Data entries
/---

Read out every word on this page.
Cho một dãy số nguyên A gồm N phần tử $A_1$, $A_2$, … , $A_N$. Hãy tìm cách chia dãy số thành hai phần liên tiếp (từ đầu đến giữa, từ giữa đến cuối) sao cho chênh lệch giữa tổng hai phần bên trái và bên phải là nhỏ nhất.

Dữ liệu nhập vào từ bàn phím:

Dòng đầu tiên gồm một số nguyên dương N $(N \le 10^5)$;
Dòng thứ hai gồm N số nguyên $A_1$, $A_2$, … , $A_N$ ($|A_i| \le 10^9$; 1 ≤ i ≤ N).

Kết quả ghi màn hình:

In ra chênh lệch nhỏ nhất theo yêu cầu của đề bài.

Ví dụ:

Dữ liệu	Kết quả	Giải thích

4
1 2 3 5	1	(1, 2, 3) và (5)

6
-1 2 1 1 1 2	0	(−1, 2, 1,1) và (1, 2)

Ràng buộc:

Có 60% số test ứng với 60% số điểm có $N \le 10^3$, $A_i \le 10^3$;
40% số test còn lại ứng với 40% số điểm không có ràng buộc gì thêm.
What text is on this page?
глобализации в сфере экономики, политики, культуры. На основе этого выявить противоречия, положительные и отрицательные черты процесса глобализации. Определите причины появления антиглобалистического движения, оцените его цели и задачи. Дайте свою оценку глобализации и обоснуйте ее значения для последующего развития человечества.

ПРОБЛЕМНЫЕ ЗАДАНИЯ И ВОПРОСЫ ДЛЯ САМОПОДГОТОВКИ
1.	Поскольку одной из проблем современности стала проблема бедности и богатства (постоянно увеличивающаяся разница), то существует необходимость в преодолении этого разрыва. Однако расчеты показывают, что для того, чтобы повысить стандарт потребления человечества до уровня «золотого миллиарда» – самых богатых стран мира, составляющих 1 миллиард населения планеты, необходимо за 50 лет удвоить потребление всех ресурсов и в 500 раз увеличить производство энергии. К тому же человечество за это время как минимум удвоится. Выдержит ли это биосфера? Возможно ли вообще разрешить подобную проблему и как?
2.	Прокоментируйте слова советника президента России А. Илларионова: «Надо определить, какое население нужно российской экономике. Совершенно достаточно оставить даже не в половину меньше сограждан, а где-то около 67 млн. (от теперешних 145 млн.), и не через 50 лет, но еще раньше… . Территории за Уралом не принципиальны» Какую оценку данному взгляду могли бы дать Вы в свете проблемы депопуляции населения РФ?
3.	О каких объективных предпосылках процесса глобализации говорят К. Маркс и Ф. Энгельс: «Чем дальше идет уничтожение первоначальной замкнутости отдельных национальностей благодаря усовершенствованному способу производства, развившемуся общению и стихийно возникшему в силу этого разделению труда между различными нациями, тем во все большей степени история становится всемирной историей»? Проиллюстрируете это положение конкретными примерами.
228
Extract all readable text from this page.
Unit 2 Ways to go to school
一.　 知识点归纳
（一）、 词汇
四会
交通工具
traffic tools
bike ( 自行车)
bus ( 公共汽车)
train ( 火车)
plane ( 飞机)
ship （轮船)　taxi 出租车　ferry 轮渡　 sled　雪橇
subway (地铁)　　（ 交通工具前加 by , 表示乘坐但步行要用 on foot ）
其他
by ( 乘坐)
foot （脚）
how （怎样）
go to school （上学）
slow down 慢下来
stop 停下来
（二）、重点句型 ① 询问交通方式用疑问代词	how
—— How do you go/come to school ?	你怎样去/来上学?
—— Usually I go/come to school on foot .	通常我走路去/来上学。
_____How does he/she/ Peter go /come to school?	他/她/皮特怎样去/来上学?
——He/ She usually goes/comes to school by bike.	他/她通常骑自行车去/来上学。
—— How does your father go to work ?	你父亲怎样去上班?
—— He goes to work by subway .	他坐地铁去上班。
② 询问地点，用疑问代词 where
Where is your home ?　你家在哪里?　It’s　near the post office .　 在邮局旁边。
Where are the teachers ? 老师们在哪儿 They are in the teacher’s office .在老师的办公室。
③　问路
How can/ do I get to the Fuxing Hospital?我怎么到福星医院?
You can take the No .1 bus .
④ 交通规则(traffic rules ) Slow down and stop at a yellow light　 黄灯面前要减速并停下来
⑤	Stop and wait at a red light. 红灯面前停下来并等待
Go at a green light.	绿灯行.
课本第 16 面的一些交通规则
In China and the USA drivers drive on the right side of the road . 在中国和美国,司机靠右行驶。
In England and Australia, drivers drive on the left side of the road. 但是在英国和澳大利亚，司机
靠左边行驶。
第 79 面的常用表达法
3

\---

Task objective:
Reproduce the entries above in full by retyping them exactly.

Full output:
Read out every word on this page.
Cho một dãy số nguyên A gồm N phần tử $A_1$, $A_2$, … , $A_N$. Hãy tìm cách chia dãy số thành hai phần liên tiếp (từ đầu đến giữa, từ giữa đến cuối) sao cho chênh lệch giữa tổng hai phần bên trái và bên phải là nhỏ nhất.

Dữ liệu nhập vào từ bàn phím:

Dòng đầu tiên gồm một số nguyên dương N $(N \le 10^5)$;
Dòng thứ hai gồm N số nguyên $A_1$, $A_2$, … , $A_N$ ($|A_i| \le 10^9$; 1 ≤ i ≤ N).

Kết quả ghi màn hình:

In ra chênh lệch nhỏ nhất theo yêu cầu của đề bài.

Ví dụ:

Dữ liệu	Kết quả	Giải thích

4
1 2 3 5	1	(1, 2, 3) và (5)

6
-1 2 1 1 1 2	0	(−1, 2, 1,1) và (1, 2)

Ràng buộc:

Có 60% số test ứng với 60% số điểm có $N \le 10^3$, $A_i \le 10^3$;
40% số test còn lại ứng với 40% số điểm không có ràng buộc gì thêm.
What text is on this page?
глобализации в сфере экономики, политики, культуры. На основе этого выявить противоречия, положительные и отрицательные черты процесса глобализации. Определите причины появления антиглобалистического движения, оцените его цели и задачи. Дайте свою оценку глобализации и обоснуйте ее значения для последующего развития человечества.

ПРОБЛЕМНЫЕ ЗАДАНИЯ И ВОПРОСЫ ДЛЯ САМОПОДГОТОВКИ
1.	Поскольку одной из проблем современности стала проблема бедности и богатства (постоянно увеличивающаяся разница), то существует необходимость в преодолении этого разрыва. Однако расчеты показывают, что для того, чтобы повысить стандарт потребления человечества до уровня «золотого миллиарда» – самых богатых стран мира, составляющих 1 миллиард населения планеты, необходимо за 50 лет удвоить потребление всех ресурсов и в 500 раз увеличить производство энергии. К тому же человечество за это время как минимум удвоится. Выдержит ли это биосфера? Возможно ли вообще разрешить подобную проблему и как?
2.	Прокоментируйте слова советника президента России А. Илларионова: «Надо определить, какое население нужно российской экономике. Совершенно достаточно оставить даже не в половину меньше сограждан, а где-то около 67 млн. (от теперешних 145 млн.), и не через 50 лет, но еще раньше… . Территории за Уралом не принципиальны» Какую оценку данному взгляду могли бы дать Вы в свете проблемы депопуляции населения РФ?
3.	О каких объективных предпосылках процесса глобализации говорят К. Маркс и Ф. Энгельс: «Чем дальше идет уничтожение первоначальной замкнутости отдельных национальностей благодаря усовершенствованному способу производства, развившемуся общению и стихийно возникшему в силу этого разделению труда между различными нациями, тем во все большей степени история становится всемирной историей»? Проиллюстрируете это положение конкретными примерами.
228
Extract all readable text from this page.
Unit 2 Ways to go to school
一.　 知识点归纳
（一）、 词汇
四会
交通工具
traffic tools
bike ( 自行车)
bus ( 公共汽车)
train ( 火车)
plane ( 飞机)
ship （轮船)　taxi 出租车　ferry 轮渡　 sled　雪橇
subway (地铁)　　（ 交通工具前加 by , 表示乘坐但步行要用 on foot ）
其他
by ( 乘坐)
foot （脚）
how （怎样）
go to school （上学）
slow down 慢下来
stop 停下来
（二）、重点句型 ① 询问交通方式用疑问代词	how
—— How do you go/come to school ?	你怎样去/来上学?
—— Usually I go/come to school on foot .	通常我走路去/来上学。
_____How does he/she/ Peter go /come to school?	他/她/皮特怎样去/来上学?
——He/ She usually goes/comes to school by bike.	他/她通常骑自行车去/来上学。
—— How does your father go to work ?	你父亲怎样去上班?
—— He goes to work by subway .	他坐地铁去上班。
② 询问地点，用疑问代词 where
Where is your home ?　你家在哪里?　It’s　near the post office .　 在邮局旁边。
Where are the teachers ? 老师们在哪儿 They are in the teacher’s office .在老师的办公室。
③　问路
How can/ do I get to the Fuxing Hospital?我怎么到福星医院?
You can take the No .1 bus .
④ 交通规则(traffic rules ) Slow down and stop at a yellow light　 黄灯面前要减速并停下来
⑤	Stop and wait at a red light. 红灯面前停下来并等待
Go at a green light.	绿灯行.
课本第 16 面的一些交通规则
In China and the USA drivers drive on the right side of the road . 在中国和美国,司机靠右行驶。
In England and Australia, drivers drive on the left side of the road. 但是在英国和澳大利亚，司机
靠左边行驶。
第 79 面的常用表达法
3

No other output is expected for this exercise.